§ **Set problem**
Look through the data for the string "this". Copy every line where it is found.
★ ★ ★ ★ ★ ★ ★
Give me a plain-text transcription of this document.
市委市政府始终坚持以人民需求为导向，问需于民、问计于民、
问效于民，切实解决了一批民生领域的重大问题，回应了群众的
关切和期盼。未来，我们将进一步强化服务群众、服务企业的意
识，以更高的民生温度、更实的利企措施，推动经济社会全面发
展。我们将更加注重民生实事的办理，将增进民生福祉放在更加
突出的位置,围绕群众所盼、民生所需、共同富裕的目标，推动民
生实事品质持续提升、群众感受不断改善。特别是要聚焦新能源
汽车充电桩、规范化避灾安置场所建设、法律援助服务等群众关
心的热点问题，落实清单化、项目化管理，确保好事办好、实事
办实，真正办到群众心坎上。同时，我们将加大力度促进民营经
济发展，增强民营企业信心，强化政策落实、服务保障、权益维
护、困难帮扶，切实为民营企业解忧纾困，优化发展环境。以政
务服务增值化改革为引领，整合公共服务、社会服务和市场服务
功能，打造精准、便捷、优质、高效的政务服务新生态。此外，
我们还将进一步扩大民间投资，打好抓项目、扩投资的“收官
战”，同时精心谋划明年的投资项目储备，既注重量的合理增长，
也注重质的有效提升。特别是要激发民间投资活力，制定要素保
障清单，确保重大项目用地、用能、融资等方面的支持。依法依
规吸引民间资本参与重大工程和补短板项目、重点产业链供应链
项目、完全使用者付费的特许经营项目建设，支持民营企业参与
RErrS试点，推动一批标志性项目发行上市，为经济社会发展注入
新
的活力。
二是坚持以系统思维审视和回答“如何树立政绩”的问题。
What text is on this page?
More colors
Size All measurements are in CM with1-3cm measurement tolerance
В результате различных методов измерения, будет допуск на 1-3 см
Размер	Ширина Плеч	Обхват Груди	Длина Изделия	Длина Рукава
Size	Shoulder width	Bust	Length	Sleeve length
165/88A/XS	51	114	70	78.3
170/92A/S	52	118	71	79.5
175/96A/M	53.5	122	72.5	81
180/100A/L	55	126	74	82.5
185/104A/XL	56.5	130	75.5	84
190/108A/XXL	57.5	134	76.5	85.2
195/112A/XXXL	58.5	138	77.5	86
★ ★ ★ ★ ★ ★ ★
§ **Reply to the task**
Give me a plain-text transcription of this document.
What text is on this page?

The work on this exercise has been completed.